EXERCISE
In the standard deviation solution below, explain in one to three sentences why the variance of X equals 9/4.

GIVEN TEXT

If $\sum _{i=1}^{18}(x_i-8)=9$ and $\sum _{i=1}^{18}{(x_i-8)}^2=45$, then standard deviation of $x_1,x_2,...,x_{18}$ is

The correct option is C $\frac{3}{2}$

Given: $\sum _{i=1}^{18}\left(x_i-8\right)=9$

$\sum _{i=1}^{18}{\left(x_i-8\right)}^2=45$

Let $X$ be a random variable taking values $x_1,........x_{18.}$

Then $X-8$ has the values $x_1-8,....,x_{18}-8.$

Now, $E\left(X-8\right)=\frac{\sum _{i=1}^{18}\left(x_i-8\right)}{18}$

$=\frac{9}{18}=\frac{1}{2}$

And $E\left[{\left(X-8\right)}^2\right]=\frac{\sum _{i=1}^{18}{\left(x_i-8\right)}^2}{18}$

$=\frac{45}{18}=\frac{5}{2}$

Thus, $Var\left(X-8\right)=E\left[{\left(X-8\right)}^2\right]-{\left[E\left(X-8\right)\right]}^2$

$=\frac{5}{2}-{\left(\frac{1}{2}\right)}^2$

$=\frac{5}{2}-\frac{1}{4}$

$=\frac{9}{4}$

We know $Var\left(1.X-8\right)=1^{2}Var\left(X\right)$, thus,

$Var\left(X\right)=\frac{9}{4}$

Standard deviation of $X=\sqrt{Var\left(X\right)}$

$=\sqrt{\frac{9}{4}}=\frac{3}{2}$

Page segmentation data
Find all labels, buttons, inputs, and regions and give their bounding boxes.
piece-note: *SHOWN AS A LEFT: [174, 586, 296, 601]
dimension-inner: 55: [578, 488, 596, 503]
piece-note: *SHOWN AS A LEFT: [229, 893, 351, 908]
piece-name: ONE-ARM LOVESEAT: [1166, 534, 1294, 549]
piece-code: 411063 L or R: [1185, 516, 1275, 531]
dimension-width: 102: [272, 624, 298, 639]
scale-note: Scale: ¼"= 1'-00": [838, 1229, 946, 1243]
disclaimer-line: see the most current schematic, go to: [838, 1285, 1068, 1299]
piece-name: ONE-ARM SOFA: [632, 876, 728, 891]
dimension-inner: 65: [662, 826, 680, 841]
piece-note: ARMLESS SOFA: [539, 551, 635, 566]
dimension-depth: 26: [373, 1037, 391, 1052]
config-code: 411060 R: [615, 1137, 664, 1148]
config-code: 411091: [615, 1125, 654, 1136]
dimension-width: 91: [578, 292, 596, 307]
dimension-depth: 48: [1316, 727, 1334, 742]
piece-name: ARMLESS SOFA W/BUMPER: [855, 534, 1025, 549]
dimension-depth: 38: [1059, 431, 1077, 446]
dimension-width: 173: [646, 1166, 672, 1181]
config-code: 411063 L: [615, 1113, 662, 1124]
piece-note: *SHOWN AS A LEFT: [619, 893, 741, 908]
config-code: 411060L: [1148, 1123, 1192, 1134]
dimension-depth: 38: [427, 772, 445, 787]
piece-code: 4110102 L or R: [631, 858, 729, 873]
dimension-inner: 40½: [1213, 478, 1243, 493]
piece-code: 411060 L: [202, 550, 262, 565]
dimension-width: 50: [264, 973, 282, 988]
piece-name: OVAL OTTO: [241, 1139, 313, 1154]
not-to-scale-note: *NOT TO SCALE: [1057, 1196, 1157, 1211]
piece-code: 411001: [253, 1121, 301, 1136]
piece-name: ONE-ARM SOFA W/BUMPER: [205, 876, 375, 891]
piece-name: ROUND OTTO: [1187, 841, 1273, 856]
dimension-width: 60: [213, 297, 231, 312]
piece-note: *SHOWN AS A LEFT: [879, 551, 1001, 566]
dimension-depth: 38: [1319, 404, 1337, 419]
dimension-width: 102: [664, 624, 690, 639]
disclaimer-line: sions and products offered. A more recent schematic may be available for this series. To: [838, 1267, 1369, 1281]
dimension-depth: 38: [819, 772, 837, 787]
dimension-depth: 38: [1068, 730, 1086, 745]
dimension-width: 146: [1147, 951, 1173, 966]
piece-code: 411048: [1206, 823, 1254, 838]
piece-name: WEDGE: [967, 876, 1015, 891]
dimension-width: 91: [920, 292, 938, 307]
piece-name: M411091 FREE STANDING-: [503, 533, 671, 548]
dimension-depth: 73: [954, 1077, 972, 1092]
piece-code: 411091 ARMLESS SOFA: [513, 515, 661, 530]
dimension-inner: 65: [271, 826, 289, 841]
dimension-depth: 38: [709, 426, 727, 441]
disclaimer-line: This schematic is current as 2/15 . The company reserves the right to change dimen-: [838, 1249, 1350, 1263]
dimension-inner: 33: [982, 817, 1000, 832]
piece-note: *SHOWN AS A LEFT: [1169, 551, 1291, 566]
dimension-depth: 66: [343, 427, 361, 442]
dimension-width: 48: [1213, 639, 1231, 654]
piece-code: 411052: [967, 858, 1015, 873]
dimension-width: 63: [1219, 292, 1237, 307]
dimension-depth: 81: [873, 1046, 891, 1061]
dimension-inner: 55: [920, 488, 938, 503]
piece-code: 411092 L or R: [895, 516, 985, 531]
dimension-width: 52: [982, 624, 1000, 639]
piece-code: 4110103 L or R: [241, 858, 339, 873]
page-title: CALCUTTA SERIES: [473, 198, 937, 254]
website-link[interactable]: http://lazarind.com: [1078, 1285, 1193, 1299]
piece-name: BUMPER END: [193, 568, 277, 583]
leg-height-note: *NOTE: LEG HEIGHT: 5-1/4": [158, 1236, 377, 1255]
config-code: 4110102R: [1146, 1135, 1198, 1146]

WRITTEN REPLY
The solution first finds Var(X − 8) as E[(X − 8)²] − [E(X − 8)]² = 5/2 − (1/2)² = 9/4. It then uses the fact that Var(1·X − 8) = 1²·Var(X), so Var(X) takes the same value, 9/4.